» WHAT IS EXPECTED: Say how many lines include "FCST", with no words around the number.

Dataset rows about figures

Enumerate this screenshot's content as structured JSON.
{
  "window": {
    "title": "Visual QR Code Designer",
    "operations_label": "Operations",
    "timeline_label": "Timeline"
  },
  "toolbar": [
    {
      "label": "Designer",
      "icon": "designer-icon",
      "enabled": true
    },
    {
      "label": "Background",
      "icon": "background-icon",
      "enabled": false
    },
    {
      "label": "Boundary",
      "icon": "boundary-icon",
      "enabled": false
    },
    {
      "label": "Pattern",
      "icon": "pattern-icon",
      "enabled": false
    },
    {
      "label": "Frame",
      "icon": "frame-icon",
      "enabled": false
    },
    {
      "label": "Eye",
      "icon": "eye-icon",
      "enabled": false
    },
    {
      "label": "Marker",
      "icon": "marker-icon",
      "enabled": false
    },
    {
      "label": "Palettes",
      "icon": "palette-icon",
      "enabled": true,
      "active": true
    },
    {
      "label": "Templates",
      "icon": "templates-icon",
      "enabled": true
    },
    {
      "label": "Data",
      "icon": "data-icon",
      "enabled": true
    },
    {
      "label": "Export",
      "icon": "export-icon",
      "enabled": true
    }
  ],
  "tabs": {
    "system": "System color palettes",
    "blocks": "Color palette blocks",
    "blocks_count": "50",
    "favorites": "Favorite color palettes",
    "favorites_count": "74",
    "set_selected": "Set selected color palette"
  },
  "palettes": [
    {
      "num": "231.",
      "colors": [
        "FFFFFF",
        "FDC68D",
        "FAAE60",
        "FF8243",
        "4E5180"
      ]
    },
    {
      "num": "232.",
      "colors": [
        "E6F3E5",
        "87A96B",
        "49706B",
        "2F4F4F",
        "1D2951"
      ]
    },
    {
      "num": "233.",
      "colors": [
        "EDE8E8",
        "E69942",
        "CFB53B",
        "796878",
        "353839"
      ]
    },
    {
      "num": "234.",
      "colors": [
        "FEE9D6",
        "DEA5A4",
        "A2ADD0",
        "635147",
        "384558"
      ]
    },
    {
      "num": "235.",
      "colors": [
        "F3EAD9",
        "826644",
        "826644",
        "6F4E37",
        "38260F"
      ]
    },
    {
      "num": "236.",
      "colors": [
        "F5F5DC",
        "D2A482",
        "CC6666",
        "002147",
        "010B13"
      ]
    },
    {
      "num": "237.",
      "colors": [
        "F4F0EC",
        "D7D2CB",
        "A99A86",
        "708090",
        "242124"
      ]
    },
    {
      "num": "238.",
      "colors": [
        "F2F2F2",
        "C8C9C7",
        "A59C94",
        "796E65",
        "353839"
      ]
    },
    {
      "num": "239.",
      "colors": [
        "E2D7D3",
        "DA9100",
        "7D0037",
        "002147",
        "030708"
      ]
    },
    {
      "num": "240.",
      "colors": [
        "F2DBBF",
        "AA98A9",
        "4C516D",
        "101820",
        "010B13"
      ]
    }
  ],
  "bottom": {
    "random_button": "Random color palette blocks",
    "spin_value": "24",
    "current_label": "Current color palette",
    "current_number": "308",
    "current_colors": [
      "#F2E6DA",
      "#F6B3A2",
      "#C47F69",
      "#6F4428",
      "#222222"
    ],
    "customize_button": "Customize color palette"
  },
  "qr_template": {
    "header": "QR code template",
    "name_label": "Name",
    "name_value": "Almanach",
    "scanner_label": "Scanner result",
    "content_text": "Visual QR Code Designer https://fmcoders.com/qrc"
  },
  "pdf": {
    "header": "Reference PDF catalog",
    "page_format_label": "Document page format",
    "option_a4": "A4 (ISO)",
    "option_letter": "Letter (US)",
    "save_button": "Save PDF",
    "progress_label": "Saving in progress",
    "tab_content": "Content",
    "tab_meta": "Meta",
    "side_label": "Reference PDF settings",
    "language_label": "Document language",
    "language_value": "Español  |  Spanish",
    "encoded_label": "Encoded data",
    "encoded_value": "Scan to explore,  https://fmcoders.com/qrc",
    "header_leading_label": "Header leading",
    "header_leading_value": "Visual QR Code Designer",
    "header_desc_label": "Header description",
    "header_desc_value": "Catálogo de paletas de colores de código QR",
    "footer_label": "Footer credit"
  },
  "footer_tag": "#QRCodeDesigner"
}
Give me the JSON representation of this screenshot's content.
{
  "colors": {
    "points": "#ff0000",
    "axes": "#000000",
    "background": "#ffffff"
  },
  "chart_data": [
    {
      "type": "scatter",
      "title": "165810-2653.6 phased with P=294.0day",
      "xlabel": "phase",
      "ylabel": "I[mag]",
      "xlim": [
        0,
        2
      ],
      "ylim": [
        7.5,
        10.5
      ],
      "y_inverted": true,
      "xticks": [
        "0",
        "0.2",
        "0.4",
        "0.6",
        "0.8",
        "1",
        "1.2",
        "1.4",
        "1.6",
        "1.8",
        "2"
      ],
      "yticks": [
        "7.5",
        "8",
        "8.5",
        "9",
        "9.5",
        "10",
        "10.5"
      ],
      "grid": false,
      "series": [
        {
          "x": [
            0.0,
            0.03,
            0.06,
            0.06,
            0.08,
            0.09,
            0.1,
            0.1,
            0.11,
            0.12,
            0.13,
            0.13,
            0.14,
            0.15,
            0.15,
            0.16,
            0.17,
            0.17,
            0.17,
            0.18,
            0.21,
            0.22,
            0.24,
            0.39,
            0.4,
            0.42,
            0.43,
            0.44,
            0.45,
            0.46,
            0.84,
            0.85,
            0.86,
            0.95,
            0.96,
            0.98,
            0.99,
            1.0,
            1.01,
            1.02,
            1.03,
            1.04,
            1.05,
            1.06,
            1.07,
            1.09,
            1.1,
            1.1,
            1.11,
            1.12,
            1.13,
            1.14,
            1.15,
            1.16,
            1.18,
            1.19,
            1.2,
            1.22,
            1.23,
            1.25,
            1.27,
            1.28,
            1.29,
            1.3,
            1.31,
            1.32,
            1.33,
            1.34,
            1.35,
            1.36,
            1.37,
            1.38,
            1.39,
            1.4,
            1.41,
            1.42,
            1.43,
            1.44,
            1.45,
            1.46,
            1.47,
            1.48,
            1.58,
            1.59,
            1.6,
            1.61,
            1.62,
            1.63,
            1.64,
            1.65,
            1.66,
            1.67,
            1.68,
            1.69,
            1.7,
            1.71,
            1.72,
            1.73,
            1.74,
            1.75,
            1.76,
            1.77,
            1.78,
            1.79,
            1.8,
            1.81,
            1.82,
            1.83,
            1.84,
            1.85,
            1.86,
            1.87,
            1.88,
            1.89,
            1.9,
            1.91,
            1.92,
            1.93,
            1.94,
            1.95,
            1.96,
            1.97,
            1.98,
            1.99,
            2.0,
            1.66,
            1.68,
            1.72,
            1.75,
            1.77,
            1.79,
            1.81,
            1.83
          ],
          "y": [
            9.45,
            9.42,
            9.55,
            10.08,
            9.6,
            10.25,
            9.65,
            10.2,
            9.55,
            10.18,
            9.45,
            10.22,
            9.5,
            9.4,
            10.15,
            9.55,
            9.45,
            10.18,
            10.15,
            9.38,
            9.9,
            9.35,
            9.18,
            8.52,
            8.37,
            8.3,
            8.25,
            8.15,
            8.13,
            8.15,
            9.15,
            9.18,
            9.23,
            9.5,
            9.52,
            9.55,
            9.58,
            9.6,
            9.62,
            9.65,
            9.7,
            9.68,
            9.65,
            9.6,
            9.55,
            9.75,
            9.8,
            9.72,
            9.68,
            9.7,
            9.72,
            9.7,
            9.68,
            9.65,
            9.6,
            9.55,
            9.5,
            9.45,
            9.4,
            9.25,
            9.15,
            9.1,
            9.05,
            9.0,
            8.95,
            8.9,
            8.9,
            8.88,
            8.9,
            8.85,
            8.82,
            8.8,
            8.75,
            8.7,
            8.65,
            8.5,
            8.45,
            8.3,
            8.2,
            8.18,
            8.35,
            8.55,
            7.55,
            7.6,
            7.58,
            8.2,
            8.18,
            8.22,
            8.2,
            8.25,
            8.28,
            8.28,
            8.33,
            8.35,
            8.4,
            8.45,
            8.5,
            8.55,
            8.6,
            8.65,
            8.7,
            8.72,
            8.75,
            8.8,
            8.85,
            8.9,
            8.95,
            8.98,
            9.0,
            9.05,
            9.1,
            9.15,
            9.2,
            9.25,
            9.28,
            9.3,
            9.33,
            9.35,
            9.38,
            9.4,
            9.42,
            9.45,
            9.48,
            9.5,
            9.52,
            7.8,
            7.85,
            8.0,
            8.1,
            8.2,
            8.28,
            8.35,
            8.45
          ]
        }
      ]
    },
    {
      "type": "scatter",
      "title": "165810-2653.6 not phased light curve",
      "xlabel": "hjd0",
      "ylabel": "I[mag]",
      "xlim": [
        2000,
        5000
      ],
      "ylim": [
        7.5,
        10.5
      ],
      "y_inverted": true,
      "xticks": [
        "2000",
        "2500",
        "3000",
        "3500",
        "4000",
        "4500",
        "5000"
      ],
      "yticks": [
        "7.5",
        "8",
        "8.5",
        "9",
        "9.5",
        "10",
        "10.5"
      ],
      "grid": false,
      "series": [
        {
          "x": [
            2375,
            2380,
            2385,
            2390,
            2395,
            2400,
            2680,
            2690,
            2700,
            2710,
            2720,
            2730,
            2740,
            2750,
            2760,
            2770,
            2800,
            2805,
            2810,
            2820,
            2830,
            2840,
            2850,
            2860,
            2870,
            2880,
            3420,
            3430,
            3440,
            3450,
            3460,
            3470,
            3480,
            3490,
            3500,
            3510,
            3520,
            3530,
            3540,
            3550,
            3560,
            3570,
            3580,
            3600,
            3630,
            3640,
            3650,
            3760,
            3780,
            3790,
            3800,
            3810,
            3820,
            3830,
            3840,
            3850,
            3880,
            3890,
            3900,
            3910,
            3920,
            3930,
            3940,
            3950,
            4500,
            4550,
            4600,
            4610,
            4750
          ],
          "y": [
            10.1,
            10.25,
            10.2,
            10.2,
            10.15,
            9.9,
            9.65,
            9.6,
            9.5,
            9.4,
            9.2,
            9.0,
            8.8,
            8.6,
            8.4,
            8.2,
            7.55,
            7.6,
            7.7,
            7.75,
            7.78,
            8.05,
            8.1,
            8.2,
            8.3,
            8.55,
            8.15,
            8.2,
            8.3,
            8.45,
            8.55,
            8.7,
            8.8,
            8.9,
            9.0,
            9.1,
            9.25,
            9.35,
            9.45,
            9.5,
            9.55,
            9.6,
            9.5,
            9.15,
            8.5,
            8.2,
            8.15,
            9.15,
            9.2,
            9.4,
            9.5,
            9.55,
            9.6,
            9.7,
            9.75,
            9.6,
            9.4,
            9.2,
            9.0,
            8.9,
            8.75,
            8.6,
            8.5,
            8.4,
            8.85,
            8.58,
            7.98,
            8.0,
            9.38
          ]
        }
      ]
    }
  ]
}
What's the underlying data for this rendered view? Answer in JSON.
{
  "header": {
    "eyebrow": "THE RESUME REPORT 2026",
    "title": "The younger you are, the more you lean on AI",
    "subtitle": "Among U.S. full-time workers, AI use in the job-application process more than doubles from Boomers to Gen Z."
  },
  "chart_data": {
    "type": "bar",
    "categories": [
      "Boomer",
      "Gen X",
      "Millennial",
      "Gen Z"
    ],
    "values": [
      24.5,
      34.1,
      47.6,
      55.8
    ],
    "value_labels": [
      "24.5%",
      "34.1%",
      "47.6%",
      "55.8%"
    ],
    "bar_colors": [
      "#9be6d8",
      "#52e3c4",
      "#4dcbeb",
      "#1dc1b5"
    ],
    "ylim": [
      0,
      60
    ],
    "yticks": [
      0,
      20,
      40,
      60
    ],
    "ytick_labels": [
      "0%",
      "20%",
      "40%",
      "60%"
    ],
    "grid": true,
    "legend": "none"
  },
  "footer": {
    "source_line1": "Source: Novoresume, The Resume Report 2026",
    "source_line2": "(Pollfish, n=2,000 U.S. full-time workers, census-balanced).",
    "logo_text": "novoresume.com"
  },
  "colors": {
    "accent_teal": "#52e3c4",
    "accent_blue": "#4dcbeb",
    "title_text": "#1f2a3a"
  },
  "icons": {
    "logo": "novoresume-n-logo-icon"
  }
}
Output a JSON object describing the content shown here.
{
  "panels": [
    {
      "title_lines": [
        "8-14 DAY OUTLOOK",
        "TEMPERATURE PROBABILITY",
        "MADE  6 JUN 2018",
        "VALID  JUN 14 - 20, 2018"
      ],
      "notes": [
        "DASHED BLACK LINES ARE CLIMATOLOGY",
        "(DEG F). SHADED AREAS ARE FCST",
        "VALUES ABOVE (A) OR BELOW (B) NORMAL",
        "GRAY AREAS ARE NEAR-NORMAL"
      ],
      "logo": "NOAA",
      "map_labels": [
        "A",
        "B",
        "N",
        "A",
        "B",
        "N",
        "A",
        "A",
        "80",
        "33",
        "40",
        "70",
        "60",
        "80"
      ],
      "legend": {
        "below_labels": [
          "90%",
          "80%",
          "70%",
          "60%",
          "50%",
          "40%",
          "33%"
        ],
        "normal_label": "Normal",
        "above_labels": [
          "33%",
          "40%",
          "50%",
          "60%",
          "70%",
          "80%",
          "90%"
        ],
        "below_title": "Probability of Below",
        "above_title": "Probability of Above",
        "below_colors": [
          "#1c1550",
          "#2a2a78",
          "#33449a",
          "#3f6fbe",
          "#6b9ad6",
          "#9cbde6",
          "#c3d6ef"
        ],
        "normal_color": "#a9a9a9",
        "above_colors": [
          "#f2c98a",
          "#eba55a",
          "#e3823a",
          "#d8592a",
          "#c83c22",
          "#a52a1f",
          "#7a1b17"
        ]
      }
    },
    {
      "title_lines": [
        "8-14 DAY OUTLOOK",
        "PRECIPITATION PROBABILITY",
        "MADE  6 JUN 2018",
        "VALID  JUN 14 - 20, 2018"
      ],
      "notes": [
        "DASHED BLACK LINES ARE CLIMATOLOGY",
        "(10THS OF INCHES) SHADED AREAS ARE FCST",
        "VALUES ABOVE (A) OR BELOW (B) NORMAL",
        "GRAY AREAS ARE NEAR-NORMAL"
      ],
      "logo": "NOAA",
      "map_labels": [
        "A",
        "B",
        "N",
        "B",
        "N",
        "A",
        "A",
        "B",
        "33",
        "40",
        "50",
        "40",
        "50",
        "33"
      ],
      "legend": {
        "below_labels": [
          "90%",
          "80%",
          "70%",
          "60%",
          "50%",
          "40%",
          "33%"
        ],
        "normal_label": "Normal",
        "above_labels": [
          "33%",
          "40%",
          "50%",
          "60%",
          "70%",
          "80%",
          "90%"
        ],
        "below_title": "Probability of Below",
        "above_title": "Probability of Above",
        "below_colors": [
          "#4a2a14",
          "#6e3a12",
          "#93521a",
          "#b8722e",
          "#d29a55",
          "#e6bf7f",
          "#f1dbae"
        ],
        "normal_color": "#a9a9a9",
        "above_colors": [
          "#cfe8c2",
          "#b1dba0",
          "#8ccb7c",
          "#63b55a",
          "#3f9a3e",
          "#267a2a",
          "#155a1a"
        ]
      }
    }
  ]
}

» THE OUTPUT: 2